DATASET ROWS:
-- begin --

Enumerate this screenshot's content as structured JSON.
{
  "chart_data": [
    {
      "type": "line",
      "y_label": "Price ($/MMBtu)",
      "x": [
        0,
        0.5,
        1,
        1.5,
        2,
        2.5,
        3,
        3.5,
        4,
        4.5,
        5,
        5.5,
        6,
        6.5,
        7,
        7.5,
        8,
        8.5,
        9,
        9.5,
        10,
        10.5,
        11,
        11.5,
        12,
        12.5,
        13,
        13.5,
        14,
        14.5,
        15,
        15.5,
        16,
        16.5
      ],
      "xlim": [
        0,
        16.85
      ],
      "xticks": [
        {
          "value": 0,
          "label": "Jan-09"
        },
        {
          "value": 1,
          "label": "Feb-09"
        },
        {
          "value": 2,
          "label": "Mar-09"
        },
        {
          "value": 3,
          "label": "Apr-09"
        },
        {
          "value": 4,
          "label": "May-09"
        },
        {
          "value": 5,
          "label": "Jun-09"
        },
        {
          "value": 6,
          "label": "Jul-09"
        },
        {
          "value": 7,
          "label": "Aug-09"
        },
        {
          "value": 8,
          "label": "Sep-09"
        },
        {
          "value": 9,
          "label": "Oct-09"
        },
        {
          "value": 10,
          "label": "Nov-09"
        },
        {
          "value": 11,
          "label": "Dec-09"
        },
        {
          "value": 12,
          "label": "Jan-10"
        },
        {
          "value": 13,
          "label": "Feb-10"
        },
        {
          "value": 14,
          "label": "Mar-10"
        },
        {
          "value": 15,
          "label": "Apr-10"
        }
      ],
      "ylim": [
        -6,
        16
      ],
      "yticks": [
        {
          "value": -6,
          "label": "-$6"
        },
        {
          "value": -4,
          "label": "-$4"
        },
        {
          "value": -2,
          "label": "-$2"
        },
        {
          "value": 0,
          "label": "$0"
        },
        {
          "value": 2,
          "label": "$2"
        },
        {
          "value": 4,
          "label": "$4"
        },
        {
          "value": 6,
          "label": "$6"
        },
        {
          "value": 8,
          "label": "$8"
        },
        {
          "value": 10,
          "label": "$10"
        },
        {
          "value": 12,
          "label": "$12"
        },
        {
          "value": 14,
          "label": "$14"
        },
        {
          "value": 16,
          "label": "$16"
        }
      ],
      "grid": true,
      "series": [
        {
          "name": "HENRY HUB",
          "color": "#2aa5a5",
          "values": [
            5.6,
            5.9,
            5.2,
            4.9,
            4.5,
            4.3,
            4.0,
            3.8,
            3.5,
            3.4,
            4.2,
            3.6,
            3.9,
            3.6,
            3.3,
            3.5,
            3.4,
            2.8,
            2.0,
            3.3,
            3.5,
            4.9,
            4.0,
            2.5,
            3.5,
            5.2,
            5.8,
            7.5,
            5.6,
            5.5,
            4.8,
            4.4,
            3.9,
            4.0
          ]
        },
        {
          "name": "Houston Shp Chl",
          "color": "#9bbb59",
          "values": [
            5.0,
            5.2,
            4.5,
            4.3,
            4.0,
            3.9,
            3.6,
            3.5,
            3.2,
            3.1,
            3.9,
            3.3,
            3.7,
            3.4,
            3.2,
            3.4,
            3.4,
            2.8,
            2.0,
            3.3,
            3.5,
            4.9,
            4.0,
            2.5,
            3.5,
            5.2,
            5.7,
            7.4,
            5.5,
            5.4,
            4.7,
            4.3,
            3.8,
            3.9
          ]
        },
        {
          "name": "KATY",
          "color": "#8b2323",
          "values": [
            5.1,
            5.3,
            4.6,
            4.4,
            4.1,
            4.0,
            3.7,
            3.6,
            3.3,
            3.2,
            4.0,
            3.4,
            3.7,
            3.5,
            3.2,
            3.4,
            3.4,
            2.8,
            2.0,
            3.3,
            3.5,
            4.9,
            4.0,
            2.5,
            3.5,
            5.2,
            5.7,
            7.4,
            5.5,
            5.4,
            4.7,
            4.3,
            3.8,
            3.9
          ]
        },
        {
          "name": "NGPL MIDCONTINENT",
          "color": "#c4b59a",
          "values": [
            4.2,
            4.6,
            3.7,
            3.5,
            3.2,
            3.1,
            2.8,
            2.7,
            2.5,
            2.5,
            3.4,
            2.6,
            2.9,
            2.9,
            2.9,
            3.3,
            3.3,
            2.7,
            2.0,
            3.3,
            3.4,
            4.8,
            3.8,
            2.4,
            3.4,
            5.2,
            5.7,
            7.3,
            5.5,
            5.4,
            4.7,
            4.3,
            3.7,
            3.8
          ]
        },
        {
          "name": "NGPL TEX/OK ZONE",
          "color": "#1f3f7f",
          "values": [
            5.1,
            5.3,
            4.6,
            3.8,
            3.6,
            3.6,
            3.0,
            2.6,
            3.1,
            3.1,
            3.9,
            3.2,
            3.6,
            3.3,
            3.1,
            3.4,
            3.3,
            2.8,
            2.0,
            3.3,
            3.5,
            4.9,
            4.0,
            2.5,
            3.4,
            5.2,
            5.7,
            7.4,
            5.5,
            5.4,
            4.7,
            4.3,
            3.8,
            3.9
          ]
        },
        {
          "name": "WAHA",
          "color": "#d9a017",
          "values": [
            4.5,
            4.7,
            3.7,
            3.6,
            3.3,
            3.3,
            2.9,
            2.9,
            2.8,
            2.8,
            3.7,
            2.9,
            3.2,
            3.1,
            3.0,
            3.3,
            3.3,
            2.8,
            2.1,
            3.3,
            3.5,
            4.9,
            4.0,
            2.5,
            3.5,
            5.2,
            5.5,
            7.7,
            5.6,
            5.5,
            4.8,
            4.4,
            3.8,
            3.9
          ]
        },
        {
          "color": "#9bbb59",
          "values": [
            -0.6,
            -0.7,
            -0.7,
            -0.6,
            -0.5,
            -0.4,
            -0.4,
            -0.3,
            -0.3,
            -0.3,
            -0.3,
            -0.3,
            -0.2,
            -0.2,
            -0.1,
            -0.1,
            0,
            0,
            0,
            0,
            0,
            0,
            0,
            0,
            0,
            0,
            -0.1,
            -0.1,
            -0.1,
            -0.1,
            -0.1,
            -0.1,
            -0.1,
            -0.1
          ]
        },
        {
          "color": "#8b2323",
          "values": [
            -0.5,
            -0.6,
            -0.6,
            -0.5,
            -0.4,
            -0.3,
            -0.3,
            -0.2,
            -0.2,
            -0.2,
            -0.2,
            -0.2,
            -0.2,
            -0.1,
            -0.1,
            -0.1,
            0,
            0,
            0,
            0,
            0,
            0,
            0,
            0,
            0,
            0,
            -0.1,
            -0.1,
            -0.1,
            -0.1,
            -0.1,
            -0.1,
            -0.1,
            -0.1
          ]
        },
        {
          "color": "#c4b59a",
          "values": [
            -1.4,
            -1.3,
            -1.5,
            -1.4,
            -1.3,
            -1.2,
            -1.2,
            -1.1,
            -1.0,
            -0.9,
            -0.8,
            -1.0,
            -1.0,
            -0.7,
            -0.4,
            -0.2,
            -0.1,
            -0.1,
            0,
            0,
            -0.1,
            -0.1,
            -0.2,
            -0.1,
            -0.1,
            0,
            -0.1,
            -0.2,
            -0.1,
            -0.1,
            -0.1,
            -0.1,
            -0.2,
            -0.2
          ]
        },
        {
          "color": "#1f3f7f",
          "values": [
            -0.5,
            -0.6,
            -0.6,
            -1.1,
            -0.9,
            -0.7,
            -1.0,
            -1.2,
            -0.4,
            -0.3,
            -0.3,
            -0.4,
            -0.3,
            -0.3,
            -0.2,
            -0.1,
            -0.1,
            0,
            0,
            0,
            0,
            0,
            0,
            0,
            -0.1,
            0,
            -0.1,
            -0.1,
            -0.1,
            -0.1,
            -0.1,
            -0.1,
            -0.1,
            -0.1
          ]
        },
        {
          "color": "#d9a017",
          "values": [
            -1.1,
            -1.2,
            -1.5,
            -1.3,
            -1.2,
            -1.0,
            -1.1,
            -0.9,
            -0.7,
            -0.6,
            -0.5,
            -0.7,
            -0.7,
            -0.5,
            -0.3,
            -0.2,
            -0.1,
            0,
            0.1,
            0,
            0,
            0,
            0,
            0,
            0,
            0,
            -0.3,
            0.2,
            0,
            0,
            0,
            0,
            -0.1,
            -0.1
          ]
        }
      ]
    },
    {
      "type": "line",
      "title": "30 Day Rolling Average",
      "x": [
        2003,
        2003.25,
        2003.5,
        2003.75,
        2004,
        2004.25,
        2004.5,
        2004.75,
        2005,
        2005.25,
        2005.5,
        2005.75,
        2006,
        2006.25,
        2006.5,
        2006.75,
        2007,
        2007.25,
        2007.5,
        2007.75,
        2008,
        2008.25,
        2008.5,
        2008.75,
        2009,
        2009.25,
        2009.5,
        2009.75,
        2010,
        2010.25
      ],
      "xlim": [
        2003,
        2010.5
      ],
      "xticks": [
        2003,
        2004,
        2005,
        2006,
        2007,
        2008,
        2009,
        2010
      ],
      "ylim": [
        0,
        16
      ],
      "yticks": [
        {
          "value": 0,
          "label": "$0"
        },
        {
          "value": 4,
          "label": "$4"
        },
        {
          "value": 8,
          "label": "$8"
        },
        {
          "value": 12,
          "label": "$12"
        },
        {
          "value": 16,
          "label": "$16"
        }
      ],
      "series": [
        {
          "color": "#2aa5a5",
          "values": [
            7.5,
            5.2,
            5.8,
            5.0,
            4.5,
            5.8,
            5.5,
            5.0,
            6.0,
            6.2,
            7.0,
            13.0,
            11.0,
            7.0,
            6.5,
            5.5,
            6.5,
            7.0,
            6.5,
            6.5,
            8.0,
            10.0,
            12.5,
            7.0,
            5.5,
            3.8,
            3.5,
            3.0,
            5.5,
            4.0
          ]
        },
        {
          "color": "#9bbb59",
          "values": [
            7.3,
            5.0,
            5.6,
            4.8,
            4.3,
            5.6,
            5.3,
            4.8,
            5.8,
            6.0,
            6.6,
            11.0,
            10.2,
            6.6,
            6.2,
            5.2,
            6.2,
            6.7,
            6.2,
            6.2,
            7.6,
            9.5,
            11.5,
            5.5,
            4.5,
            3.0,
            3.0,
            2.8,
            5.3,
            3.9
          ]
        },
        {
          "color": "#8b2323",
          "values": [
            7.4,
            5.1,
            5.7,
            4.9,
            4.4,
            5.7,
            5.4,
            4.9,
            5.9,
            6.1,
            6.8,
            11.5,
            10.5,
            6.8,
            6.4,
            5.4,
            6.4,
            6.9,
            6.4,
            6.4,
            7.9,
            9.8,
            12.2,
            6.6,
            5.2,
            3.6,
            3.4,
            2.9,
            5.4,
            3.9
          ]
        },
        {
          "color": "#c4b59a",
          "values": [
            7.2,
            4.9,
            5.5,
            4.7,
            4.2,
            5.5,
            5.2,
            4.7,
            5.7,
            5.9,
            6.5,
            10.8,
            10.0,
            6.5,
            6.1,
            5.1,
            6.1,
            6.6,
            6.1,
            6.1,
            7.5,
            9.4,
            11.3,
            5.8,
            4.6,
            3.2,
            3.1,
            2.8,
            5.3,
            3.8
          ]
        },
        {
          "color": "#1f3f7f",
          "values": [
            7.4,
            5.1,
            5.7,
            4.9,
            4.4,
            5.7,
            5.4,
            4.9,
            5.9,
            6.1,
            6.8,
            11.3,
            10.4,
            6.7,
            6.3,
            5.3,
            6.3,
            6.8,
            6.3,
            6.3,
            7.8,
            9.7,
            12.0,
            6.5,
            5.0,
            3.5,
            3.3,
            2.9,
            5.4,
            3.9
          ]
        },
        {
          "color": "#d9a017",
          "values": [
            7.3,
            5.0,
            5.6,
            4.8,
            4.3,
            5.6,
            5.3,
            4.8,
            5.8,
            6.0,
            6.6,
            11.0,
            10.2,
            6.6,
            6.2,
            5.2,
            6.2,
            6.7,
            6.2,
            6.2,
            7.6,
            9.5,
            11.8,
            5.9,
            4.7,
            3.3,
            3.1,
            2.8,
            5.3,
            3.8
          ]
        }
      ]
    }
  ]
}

-- end --

AIM OF THE TASK: For the material, find the number of lines holding the word "name" and give that figure and nothing more.

RESPONSE: 6